• _Exercise brief_
Below are some records; repeat them all exactly, minus the pictures.

• _Supplied data_

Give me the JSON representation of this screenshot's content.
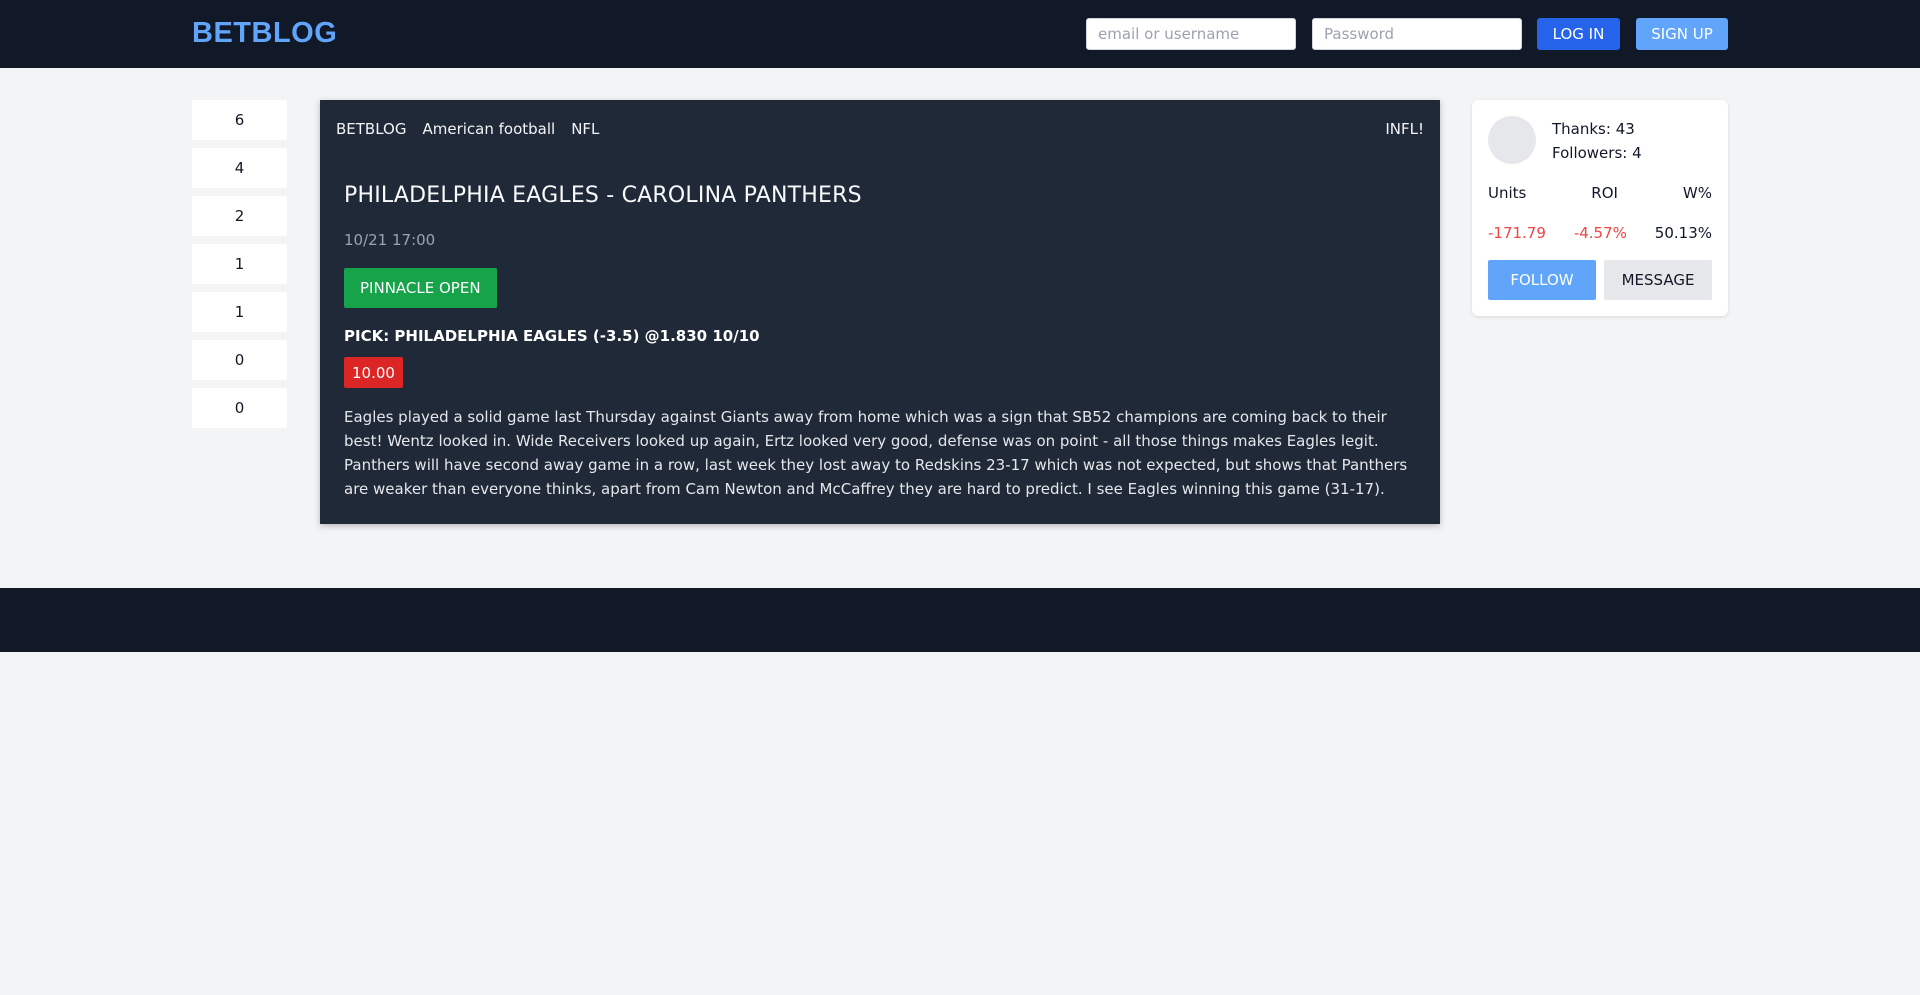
{
  "header": {
    "logo": "BETBLOG",
    "username_placeholder": "email or username",
    "password_placeholder": "Password",
    "login_label": "LOG IN",
    "signup_label": "SIGN UP"
  },
  "votes": [
    "6",
    "4",
    "2",
    "1",
    "1",
    "0",
    "0"
  ],
  "post": {
    "breadcrumbs": [
      "BETBLOG",
      "American football",
      "NFL"
    ],
    "tag": "INFL!",
    "title": "PHILADELPHIA EAGLES - CAROLINA PANTHERS",
    "date": "10/21 17:00",
    "bookmaker_button": "PINNACLE OPEN",
    "pick": "PICK: PHILADELPHIA EAGLES (-3.5) @1.830 10/10",
    "stake": "10.00",
    "analysis": "Eagles played a solid game last Thursday against Giants away from home which was a sign that SB52 champions are coming back to their best! Wentz looked in. Wide Receivers looked up again, Ertz looked very good, defense was on point - all those things makes Eagles legit. Panthers will have second away game in a row, last week they lost away to Redskins 23-17 which was not expected, but shows that Panthers are weaker than everyone thinks, apart from Cam Newton and McCaffrey they are hard to predict. I see Eagles winning this game (31-17)."
  },
  "profile": {
    "thanks": "Thanks: 43",
    "followers": "Followers: 4",
    "metric_labels": [
      "Units",
      "ROI",
      "W%"
    ],
    "metric_values": [
      "-171.79",
      "-4.57%",
      "50.13%"
    ],
    "follow_label": "FOLLOW",
    "message_label": "MESSAGE"
  },
  "colors": {
    "brand": "#60a5fa",
    "dark": "#111827",
    "card": "#1f2937",
    "positive_button": "#16a34a",
    "stake_badge": "#dc2626",
    "negative_text": "#ef4444"
  }
}
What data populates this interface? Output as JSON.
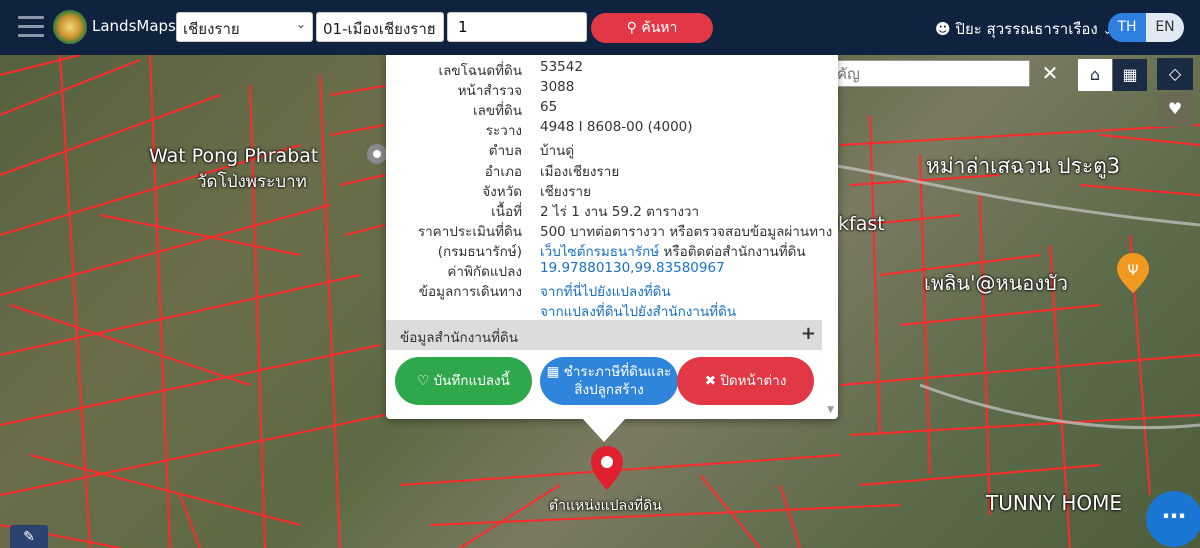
{
  "navbar": {
    "brand": "LandsMaps",
    "province": "เชียงราย",
    "amphoe": "01-เมืองเชียงราย",
    "parcel_value": "1",
    "search_label": "ค้นหา",
    "user_name": "ปิยะ สุวรรณธาราเรือง",
    "lang_th": "TH",
    "lang_en": "EN"
  },
  "landmark_search": {
    "placeholder": "ค้นหาสถานที่สำคัญ"
  },
  "map_labels": {
    "wat_en": "Wat Pong Phrabat",
    "wat_th": "วัดโป่งพระบาท",
    "place_1": "หม่าล่าเสฉวน ประตู3",
    "place_2": "kfast",
    "place_3": "เพลิน'@หนองบัว",
    "place_4": "TUNNY HOME",
    "marker_label": "ตำแหน่งแปลงที่ดิน"
  },
  "parcel": {
    "rows": [
      {
        "key": "เลขโฉนดที่ดิน",
        "value": "53542"
      },
      {
        "key": "หน้าสำรวจ",
        "value": "3088"
      },
      {
        "key": "เลขที่ดิน",
        "value": "65"
      },
      {
        "key": "ระวาง",
        "value": "4948 I 8608-00 (4000)"
      },
      {
        "key": "ตำบล",
        "value": "บ้านดู่"
      },
      {
        "key": "อำเภอ",
        "value": "เมืองเชียงราย"
      },
      {
        "key": "จังหวัด",
        "value": "เชียงราย"
      },
      {
        "key": "เนื้อที่",
        "value": "2 ไร่ 1 งาน 59.2 ตารางวา"
      },
      {
        "key": "ราคาประเมินที่ดิน",
        "value": "500 บาทต่อตารางวา หรือตรวจสอบข้อมูลผ่านทาง"
      },
      {
        "key": "(กรมธนารักษ์)",
        "value_link": "เว็บไซต์กรมธนารักษ์",
        "value_rest": " หรือติดต่อสำนักงานที่ดิน"
      },
      {
        "key": "ค่าพิกัดแปลง",
        "value_link": "19.97880130,99.83580967"
      },
      {
        "key": "ข้อมูลการเดินทาง",
        "value_link": "จากที่นี่ไปยังแปลงที่ดิน"
      },
      {
        "key": "",
        "value_link": "จากแปลงที่ดินไปยังสำนักงานที่ดิน"
      }
    ],
    "office_section": "ข้อมูลสำนักงานที่ดิน",
    "btn_save": "บันทึกแปลงนี้",
    "btn_tax_line1": "ชำระภาษีที่ดินและ",
    "btn_tax_line2": "สิ่งปลูกสร้าง",
    "btn_close": "ปิดหน้าต่าง"
  },
  "colors": {
    "navbar": "#0f2340",
    "search_red": "#e23744",
    "save_green": "#2ea84a",
    "tax_blue": "#2f84dc",
    "parcel_line": "#ff2a2a",
    "link": "#1a6fc9"
  }
}
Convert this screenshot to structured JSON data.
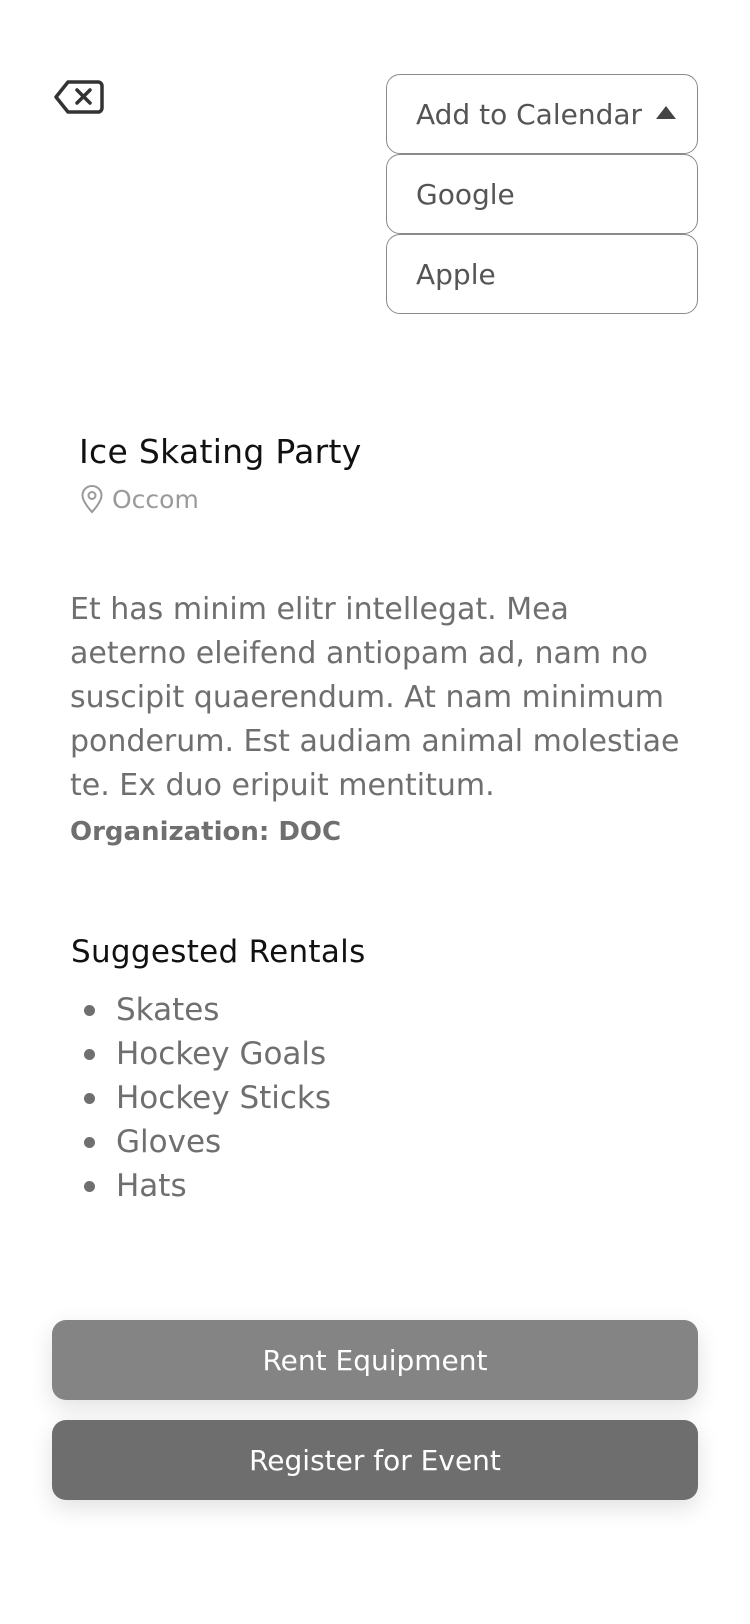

• _Task answer_
Give me the JSON representation of this screenshot's content.
{
  "header": {
    "logo": "BETBLOG",
    "username_placeholder": "email or username",
    "password_placeholder": "Password",
    "login_label": "LOG IN",
    "signup_label": "SIGN UP"
  },
  "votes": [
    "6",
    "4",
    "2",
    "1",
    "1",
    "0",
    "0"
  ],
  "post": {
    "breadcrumbs": [
      "BETBLOG",
      "American football",
      "NFL"
    ],
    "tag": "INFL!",
    "title": "PHILADELPHIA EAGLES - CAROLINA PANTHERS",
    "date": "10/21 17:00",
    "bookmaker_button": "PINNACLE OPEN",
    "pick": "PICK: PHILADELPHIA EAGLES (-3.5) @1.830 10/10",
    "stake": "10.00",
    "analysis": "Eagles played a solid game last Thursday against Giants away from home which was a sign that SB52 champions are coming back to their best! Wentz looked in. Wide Receivers looked up again, Ertz looked very good, defense was on point - all those things makes Eagles legit. Panthers will have second away game in a row, last week they lost away to Redskins 23-17 which was not expected, but shows that Panthers are weaker than everyone thinks, apart from Cam Newton and McCaffrey they are hard to predict. I see Eagles winning this game (31-17)."
  },
  "profile": {
    "thanks": "Thanks: 43",
    "followers": "Followers: 4",
    "metric_labels": [
      "Units",
      "ROI",
      "W%"
    ],
    "metric_values": [
      "-171.79",
      "-4.57%",
      "50.13%"
    ],
    "follow_label": "FOLLOW",
    "message_label": "MESSAGE"
  },
  "colors": {
    "brand": "#60a5fa",
    "dark": "#111827",
    "card": "#1f2937",
    "positive_button": "#16a34a",
    "stake_badge": "#dc2626",
    "negative_text": "#ef4444"
  }
}
What data populates this interface? Output as JSON.
{
  "navbar": {
    "brand": "LandsMaps",
    "province": "เชียงราย",
    "amphoe": "01-เมืองเชียงราย",
    "parcel_value": "1",
    "search_label": "ค้นหา",
    "user_name": "ปิยะ สุวรรณธาราเรือง",
    "lang_th": "TH",
    "lang_en": "EN"
  },
  "landmark_search": {
    "placeholder": "ค้นหาสถานที่สำคัญ"
  },
  "map_labels": {
    "wat_en": "Wat Pong Phrabat",
    "wat_th": "วัดโป่งพระบาท",
    "place_1": "หม่าล่าเสฉวน ประตู3",
    "place_2": "kfast",
    "place_3": "เพลิน'@หนองบัว",
    "place_4": "TUNNY HOME",
    "marker_label": "ตำแหน่งแปลงที่ดิน"
  },
  "parcel": {
    "rows": [
      {
        "key": "เลขโฉนดที่ดิน",
        "value": "53542"
      },
      {
        "key": "หน้าสำรวจ",
        "value": "3088"
      },
      {
        "key": "เลขที่ดิน",
        "value": "65"
      },
      {
        "key": "ระวาง",
        "value": "4948 I 8608-00 (4000)"
      },
      {
        "key": "ตำบล",
        "value": "บ้านดู่"
      },
      {
        "key": "อำเภอ",
        "value": "เมืองเชียงราย"
      },
      {
        "key": "จังหวัด",
        "value": "เชียงราย"
      },
      {
        "key": "เนื้อที่",
        "value": "2 ไร่ 1 งาน 59.2 ตารางวา"
      },
      {
        "key": "ราคาประเมินที่ดิน",
        "value": "500 บาทต่อตารางวา หรือตรวจสอบข้อมูลผ่านทาง"
      },
      {
        "key": "(กรมธนารักษ์)",
        "value_link": "เว็บไซต์กรมธนารักษ์",
        "value_rest": " หรือติดต่อสำนักงานที่ดิน"
      },
      {
        "key": "ค่าพิกัดแปลง",
        "value_link": "19.97880130,99.83580967"
      },
      {
        "key": "ข้อมูลการเดินทาง",
        "value_link": "จากที่นี่ไปยังแปลงที่ดิน"
      },
      {
        "key": "",
        "value_link": "จากแปลงที่ดินไปยังสำนักงานที่ดิน"
      }
    ],
    "office_section": "ข้อมูลสำนักงานที่ดิน",
    "btn_save": "บันทึกแปลงนี้",
    "btn_tax_line1": "ชำระภาษีที่ดินและ",
    "btn_tax_line2": "สิ่งปลูกสร้าง",
    "btn_close": "ปิดหน้าต่าง"
  },
  "colors": {
    "navbar": "#0f2340",
    "search_red": "#e23744",
    "save_green": "#2ea84a",
    "tax_blue": "#2f84dc",
    "parcel_line": "#ff2a2a",
    "link": "#1a6fc9"
  }
}
Convert this screenshot to structured JSON data.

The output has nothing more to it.